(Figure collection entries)

+ + + +

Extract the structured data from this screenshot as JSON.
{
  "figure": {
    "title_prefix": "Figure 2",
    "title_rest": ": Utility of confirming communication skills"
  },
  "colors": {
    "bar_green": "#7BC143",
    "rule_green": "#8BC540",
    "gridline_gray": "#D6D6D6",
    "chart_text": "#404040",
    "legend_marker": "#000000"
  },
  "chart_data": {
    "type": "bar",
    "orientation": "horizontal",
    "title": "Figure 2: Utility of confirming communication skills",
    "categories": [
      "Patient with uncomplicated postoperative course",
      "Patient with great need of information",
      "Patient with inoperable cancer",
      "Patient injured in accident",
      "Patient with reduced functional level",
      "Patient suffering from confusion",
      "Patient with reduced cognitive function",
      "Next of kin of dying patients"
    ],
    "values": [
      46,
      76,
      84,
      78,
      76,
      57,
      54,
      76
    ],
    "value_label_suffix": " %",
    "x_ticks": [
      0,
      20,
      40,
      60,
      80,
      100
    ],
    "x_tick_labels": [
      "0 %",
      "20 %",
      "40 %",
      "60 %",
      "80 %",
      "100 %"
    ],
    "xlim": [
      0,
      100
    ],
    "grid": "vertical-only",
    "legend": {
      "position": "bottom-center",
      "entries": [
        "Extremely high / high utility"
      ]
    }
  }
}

+ + + +

> **Problem description**
Nothing should be missing: every line above must be reproduced exactly.

> **Task output**
Extract the structured data from this screenshot as JSON.
{
  "figure": {
    "title_prefix": "Figure 2",
    "title_rest": ": Utility of confirming communication skills"
  },
  "colors": {
    "bar_green": "#7BC143",
    "rule_green": "#8BC540",
    "gridline_gray": "#D6D6D6",
    "chart_text": "#404040",
    "legend_marker": "#000000"
  },
  "chart_data": {
    "type": "bar",
    "orientation": "horizontal",
    "title": "Figure 2: Utility of confirming communication skills",
    "categories": [
      "Patient with uncomplicated postoperative course",
      "Patient with great need of information",
      "Patient with inoperable cancer",
      "Patient injured in accident",
      "Patient with reduced functional level",
      "Patient suffering from confusion",
      "Patient with reduced cognitive function",
      "Next of kin of dying patients"
    ],
    "values": [
      46,
      76,
      84,
      78,
      76,
      57,
      54,
      76
    ],
    "value_label_suffix": " %",
    "x_ticks": [
      0,
      20,
      40,
      60,
      80,
      100
    ],
    "x_tick_labels": [
      "0 %",
      "20 %",
      "40 %",
      "60 %",
      "80 %",
      "100 %"
    ],
    "xlim": [
      0,
      100
    ],
    "grid": "vertical-only",
    "legend": {
      "position": "bottom-center",
      "entries": [
        "Extremely high / high utility"
      ]
    }
  }
}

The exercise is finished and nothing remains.